Make an exact copy of all the material below, apart from the pictures.
* Begin SOURCE DATA *
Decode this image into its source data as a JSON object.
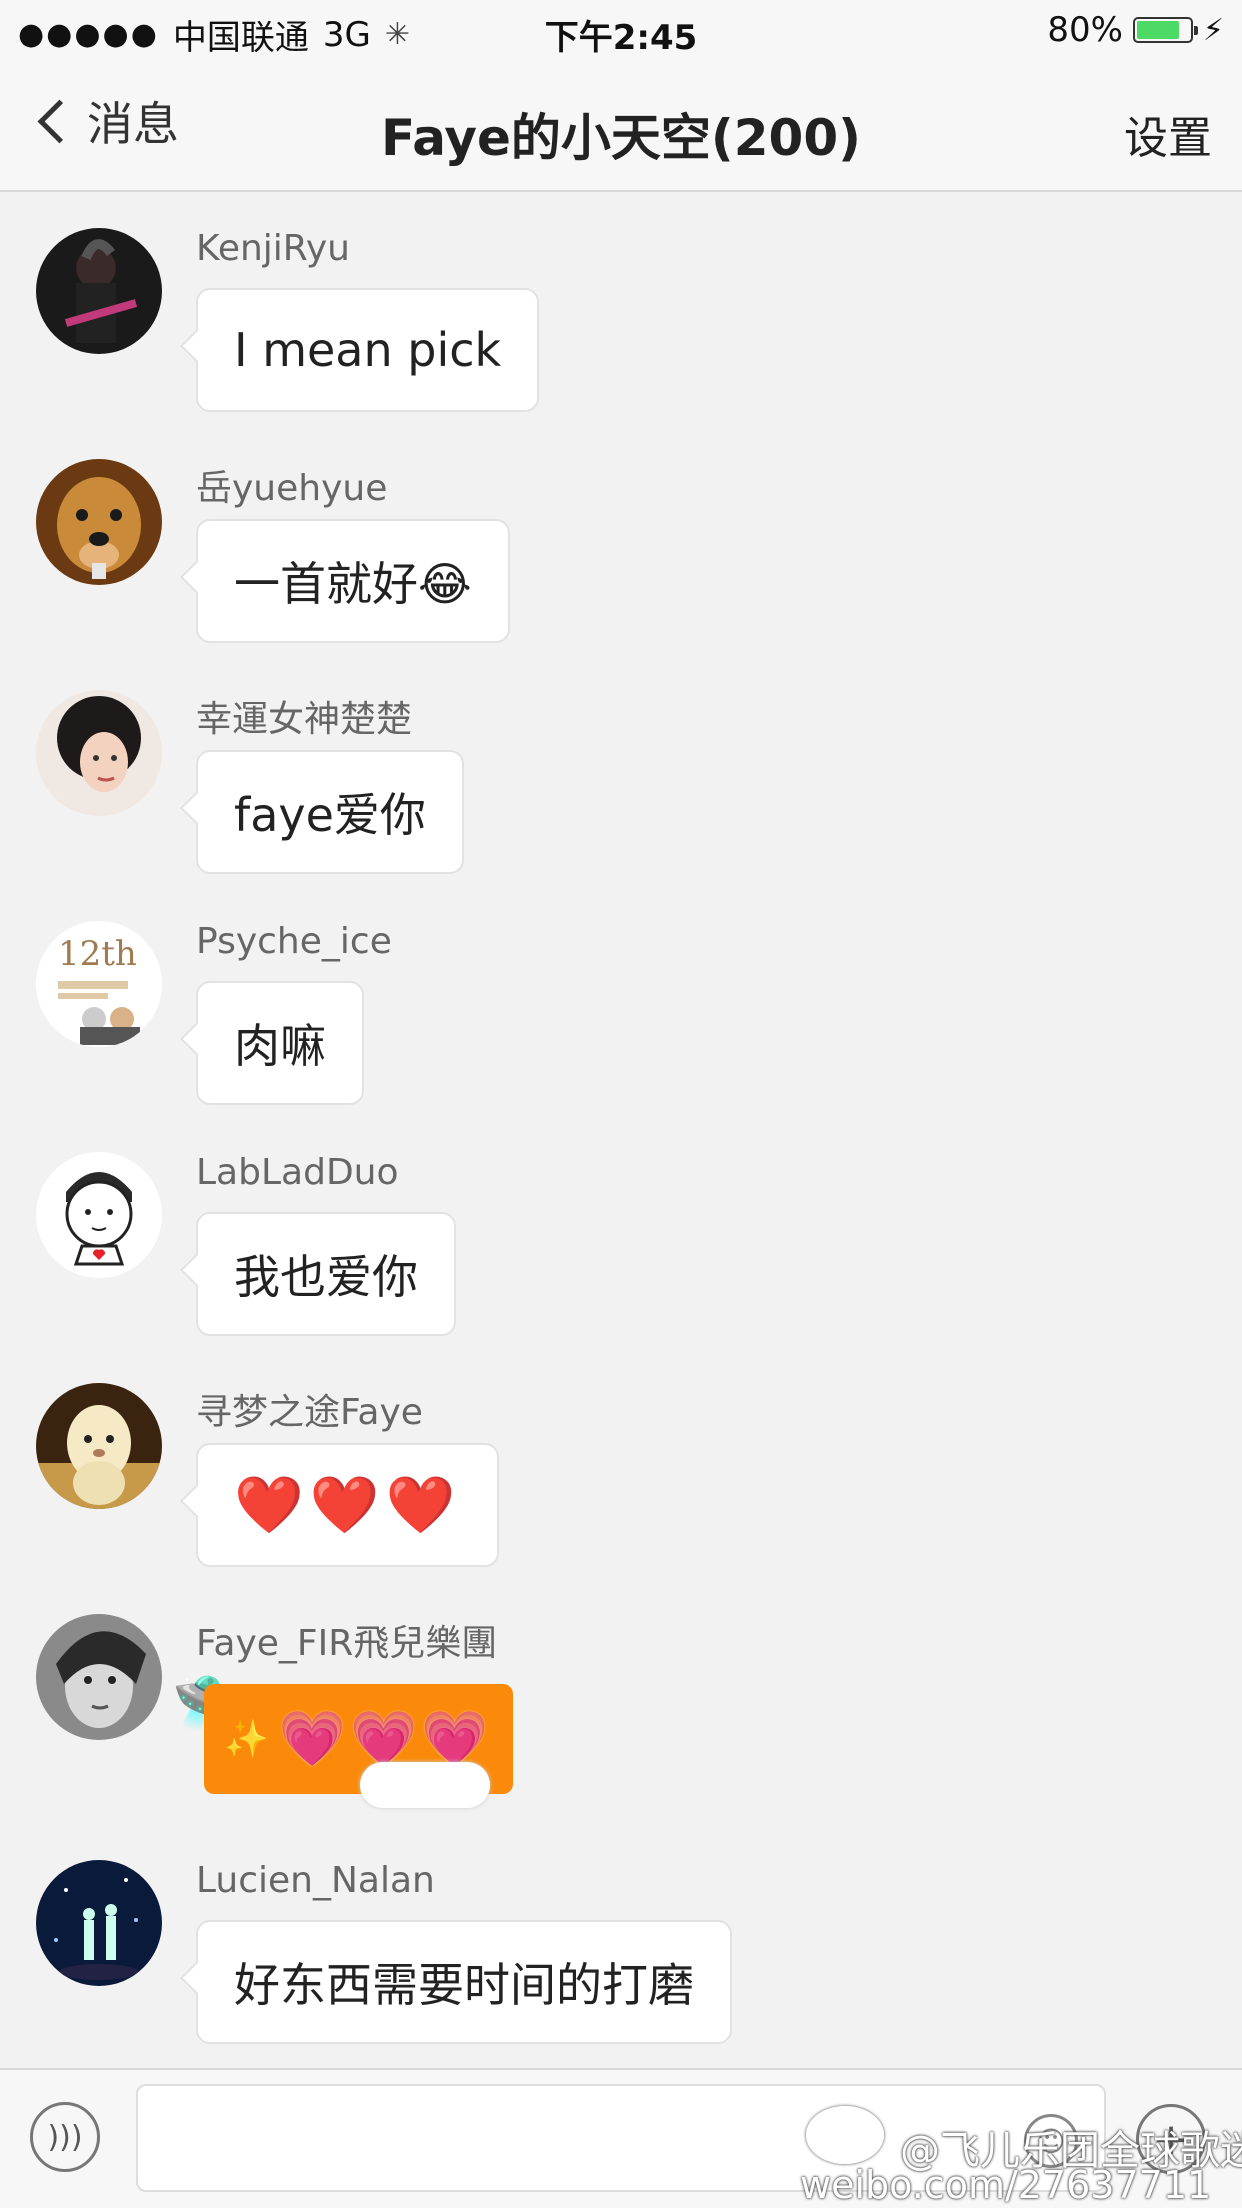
{
  "status_bar": {
    "signal_dots": "●●●●●",
    "carrier": "中国联通",
    "network": "3G",
    "time": "下午2:45",
    "battery_percent": "80%",
    "battery_level": 0.8
  },
  "navbar": {
    "back_label": "消息",
    "title": "Faye的小天空(200)",
    "settings_label": "设置"
  },
  "messages": [
    {
      "username": "KenjiRyu",
      "text": "I mean pick"
    },
    {
      "username": "岳yuehyue",
      "text": "一首就好😂"
    },
    {
      "username": "幸運女神楚楚",
      "text": "faye爱你"
    },
    {
      "username": "Psyche_ice",
      "text": "肉嘛",
      "avatar_text": "12th"
    },
    {
      "username": "LabLadDuo",
      "text": "我也爱你"
    },
    {
      "username": "寻梦之途Faye",
      "text": "❤️❤️❤️"
    },
    {
      "username": "Faye_FIR飛兒樂團",
      "text": "💗💗💗"
    },
    {
      "username": "Lucien_Nalan",
      "text": "好东西需要时间的打磨"
    }
  ],
  "input_bar": {
    "voice_icon": "voice-icon",
    "emoji_icon": "emoji-icon",
    "plus_icon": "plus-icon"
  },
  "watermark": {
    "line1": "@飞儿乐团全球歌迷网",
    "line2": "weibo.com/27637711"
  },
  "colors": {
    "background": "#f2f2f2",
    "bubble": "#ffffff",
    "orange_bubble": "#fb8a0b",
    "battery_fill": "#4cd964"
  }
}
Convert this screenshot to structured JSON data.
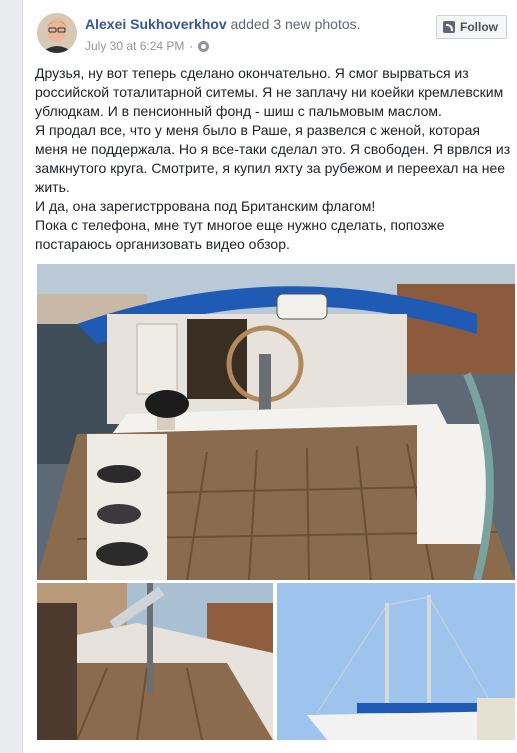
{
  "post": {
    "author": "Alexei Sukhoverkhov",
    "action": "added 3 new photos.",
    "timestamp": "July 30 at 6:24 PM",
    "dot": "·",
    "privacy_icon": "globe-icon",
    "follow_label": "Follow",
    "text_lines": [
      "Друзья, ну вот теперь сделано окончательно. Я смог вырваться из российской тоталитарной ситемы. Я не заплачу ни коейки кремлевским ублюдкам. И в пенсионный фонд - шиш с пальмовым маслом.",
      "Я продал все, что у меня было в Раше, я развелся с женой, которая меня не поддержала. Но я все-таки сделал это. Я свободен. Я врвлся из замкнутого круга. Смотрите, я купил яхту за рубежом и переехал на нее жить.",
      "И да, она зарегистррована под Британским флагом!",
      "Пока с телефона, мне тут многое еще нужно сделать, попозже постараюсь организовать видео обзор."
    ]
  },
  "colors": {
    "link": "#365899",
    "muted": "#90949c",
    "bimini": "#1f5bb5",
    "teak": "#8a6b4e",
    "sky": "#9ec3ec"
  }
}
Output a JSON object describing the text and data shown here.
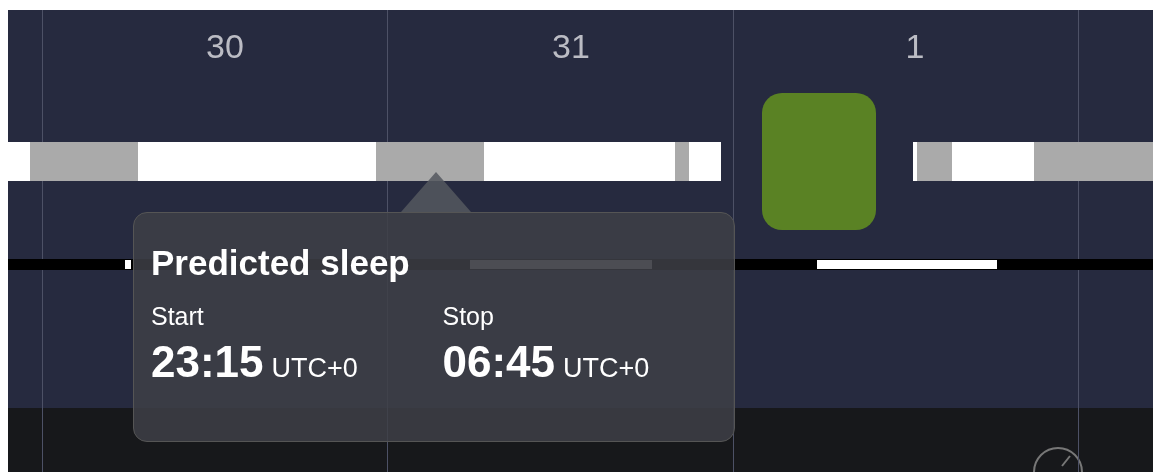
{
  "days": [
    {
      "label": "30"
    },
    {
      "label": "31"
    },
    {
      "label": "1"
    }
  ],
  "tooltip": {
    "title": "Predicted sleep",
    "fields": [
      {
        "label": "Start",
        "time": "23:15",
        "zone": "UTC+0"
      },
      {
        "label": "Stop",
        "time": "06:45",
        "zone": "UTC+0"
      }
    ]
  }
}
* End SOURCE DATA *
[ANSWER FOR THIS EXERCISE]
Decode this image into its source data as a JSON object.
{
  "status_bar": {
    "signal_dots": "●●●●●",
    "carrier": "中国联通",
    "network": "3G",
    "time": "下午2:45",
    "battery_percent": "80%",
    "battery_level": 0.8
  },
  "navbar": {
    "back_label": "消息",
    "title": "Faye的小天空(200)",
    "settings_label": "设置"
  },
  "messages": [
    {
      "username": "KenjiRyu",
      "text": "I mean pick"
    },
    {
      "username": "岳yuehyue",
      "text": "一首就好😂"
    },
    {
      "username": "幸運女神楚楚",
      "text": "faye爱你"
    },
    {
      "username": "Psyche_ice",
      "text": "肉嘛",
      "avatar_text": "12th"
    },
    {
      "username": "LabLadDuo",
      "text": "我也爱你"
    },
    {
      "username": "寻梦之途Faye",
      "text": "❤️❤️❤️"
    },
    {
      "username": "Faye_FIR飛兒樂團",
      "text": "💗💗💗"
    },
    {
      "username": "Lucien_Nalan",
      "text": "好东西需要时间的打磨"
    }
  ],
  "input_bar": {
    "voice_icon": "voice-icon",
    "emoji_icon": "emoji-icon",
    "plus_icon": "plus-icon"
  },
  "watermark": {
    "line1": "@飞儿乐团全球歌迷网",
    "line2": "weibo.com/27637711"
  },
  "colors": {
    "background": "#f2f2f2",
    "bubble": "#ffffff",
    "orange_bubble": "#fb8a0b",
    "battery_fill": "#4cd964"
  }
}
Convert this screenshot to structured JSON data.
{
  "post": {
    "author": "Alexei Sukhoverkhov",
    "action": "added 3 new photos.",
    "timestamp": "July 30 at 6:24 PM",
    "dot": "·",
    "privacy_icon": "globe-icon",
    "follow_label": "Follow",
    "text_lines": [
      "Друзья, ну вот теперь сделано окончательно. Я смог вырваться из российской тоталитарной ситемы. Я не заплачу ни коейки кремлевским ублюдкам. И в пенсионный фонд - шиш с пальмовым маслом.",
      "Я продал все, что у меня было в Раше, я развелся с женой, которая меня не поддержала. Но я все-таки сделал это. Я свободен. Я врвлся из замкнутого круга. Смотрите, я купил яхту за рубежом и переехал на нее жить.",
      "И да, она зарегистррована под Британским флагом!",
      "Пока с телефона, мне тут многое еще нужно сделать, попозже постараюсь организовать видео обзор."
    ]
  },
  "colors": {
    "link": "#365899",
    "muted": "#90949c",
    "bimini": "#1f5bb5",
    "teak": "#8a6b4e",
    "sky": "#9ec3ec"
  }
}
Output a JSON object describing the text and data shown here.
{
  "days": [
    {
      "label": "30"
    },
    {
      "label": "31"
    },
    {
      "label": "1"
    }
  ],
  "tooltip": {
    "title": "Predicted sleep",
    "fields": [
      {
        "label": "Start",
        "time": "23:15",
        "zone": "UTC+0"
      },
      {
        "label": "Stop",
        "time": "06:45",
        "zone": "UTC+0"
      }
    ]
  }
}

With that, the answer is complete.